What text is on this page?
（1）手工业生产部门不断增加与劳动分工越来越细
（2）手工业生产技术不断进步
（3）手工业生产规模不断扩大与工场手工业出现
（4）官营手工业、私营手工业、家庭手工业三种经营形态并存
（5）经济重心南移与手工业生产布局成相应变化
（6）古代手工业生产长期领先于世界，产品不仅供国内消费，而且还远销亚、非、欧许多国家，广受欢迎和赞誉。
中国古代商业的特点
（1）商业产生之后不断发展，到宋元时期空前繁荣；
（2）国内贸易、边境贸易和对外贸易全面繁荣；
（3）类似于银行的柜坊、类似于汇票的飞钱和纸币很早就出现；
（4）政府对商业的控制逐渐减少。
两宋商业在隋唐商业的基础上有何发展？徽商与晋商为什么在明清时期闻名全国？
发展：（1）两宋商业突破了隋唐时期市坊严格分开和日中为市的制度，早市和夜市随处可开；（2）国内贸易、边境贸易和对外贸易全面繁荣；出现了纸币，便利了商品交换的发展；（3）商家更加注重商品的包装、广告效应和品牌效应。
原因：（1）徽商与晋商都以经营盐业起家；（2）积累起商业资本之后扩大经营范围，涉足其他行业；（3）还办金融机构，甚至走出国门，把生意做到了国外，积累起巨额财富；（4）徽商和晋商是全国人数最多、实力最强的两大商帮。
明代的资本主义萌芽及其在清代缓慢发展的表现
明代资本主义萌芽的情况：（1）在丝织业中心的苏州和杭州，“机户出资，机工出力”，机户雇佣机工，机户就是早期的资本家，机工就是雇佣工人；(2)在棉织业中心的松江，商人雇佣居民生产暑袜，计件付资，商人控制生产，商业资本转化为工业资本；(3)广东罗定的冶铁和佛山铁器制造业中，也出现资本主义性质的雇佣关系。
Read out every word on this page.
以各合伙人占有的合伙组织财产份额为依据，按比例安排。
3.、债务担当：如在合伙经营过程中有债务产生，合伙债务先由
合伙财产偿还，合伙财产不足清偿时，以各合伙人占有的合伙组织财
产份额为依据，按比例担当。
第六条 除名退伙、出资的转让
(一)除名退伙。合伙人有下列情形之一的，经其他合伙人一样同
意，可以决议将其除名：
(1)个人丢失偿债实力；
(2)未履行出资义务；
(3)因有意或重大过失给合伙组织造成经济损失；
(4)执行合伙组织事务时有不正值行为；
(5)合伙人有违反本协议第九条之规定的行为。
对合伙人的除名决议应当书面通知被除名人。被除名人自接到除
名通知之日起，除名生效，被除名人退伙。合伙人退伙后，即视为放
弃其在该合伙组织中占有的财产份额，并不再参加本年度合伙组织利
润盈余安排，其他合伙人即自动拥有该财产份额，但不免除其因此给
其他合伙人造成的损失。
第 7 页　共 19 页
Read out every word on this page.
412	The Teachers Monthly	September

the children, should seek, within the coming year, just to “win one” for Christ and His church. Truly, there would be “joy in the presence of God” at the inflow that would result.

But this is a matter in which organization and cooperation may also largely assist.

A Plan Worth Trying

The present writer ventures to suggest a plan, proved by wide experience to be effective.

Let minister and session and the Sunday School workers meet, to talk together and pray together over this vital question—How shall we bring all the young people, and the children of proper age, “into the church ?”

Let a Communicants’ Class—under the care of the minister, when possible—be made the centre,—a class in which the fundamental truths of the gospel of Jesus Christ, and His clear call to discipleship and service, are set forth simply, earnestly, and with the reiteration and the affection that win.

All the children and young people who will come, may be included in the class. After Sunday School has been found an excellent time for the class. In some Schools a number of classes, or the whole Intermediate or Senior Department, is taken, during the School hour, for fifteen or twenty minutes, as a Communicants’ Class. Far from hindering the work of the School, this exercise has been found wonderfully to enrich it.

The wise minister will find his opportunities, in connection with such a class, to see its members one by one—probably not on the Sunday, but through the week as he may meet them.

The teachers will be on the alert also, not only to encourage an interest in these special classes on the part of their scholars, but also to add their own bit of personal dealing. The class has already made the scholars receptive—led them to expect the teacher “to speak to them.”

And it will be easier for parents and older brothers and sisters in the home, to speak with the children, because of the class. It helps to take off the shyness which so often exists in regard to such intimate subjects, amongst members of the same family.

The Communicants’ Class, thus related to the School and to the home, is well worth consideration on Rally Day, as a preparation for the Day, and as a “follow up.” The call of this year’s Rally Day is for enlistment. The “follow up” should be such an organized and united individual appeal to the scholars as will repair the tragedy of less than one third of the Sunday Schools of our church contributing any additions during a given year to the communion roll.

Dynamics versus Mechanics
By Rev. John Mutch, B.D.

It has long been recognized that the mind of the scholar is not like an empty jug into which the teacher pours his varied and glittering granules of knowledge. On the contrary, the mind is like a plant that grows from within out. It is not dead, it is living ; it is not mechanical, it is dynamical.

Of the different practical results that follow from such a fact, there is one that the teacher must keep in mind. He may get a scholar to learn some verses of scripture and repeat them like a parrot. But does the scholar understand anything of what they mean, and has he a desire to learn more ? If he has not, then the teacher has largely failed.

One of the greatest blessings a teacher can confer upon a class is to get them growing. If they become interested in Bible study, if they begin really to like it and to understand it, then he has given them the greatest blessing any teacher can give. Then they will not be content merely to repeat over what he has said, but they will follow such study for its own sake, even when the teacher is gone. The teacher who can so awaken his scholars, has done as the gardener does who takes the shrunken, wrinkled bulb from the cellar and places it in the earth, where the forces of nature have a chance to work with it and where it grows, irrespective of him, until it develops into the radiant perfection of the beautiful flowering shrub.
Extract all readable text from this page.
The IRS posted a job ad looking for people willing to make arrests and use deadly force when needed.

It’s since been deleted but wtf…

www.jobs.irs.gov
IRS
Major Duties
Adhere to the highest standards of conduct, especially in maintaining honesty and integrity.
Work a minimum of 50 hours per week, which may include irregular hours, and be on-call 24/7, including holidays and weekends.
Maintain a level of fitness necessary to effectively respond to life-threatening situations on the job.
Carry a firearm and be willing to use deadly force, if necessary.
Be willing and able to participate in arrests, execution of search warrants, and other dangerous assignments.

----

GIVEN PROBLEM: In the entries above, find each line with the word "week" and copy it.

SOLVED PROBLEM:
The wise minister will find his opportunities, in connection with such a class, to see its members one by one—probably not on the Sunday, but through the week as he may meet them.
Work a minimum of 50 hours per week, which may include irregular hours, and be on-call 24/7, including holidays and weekends.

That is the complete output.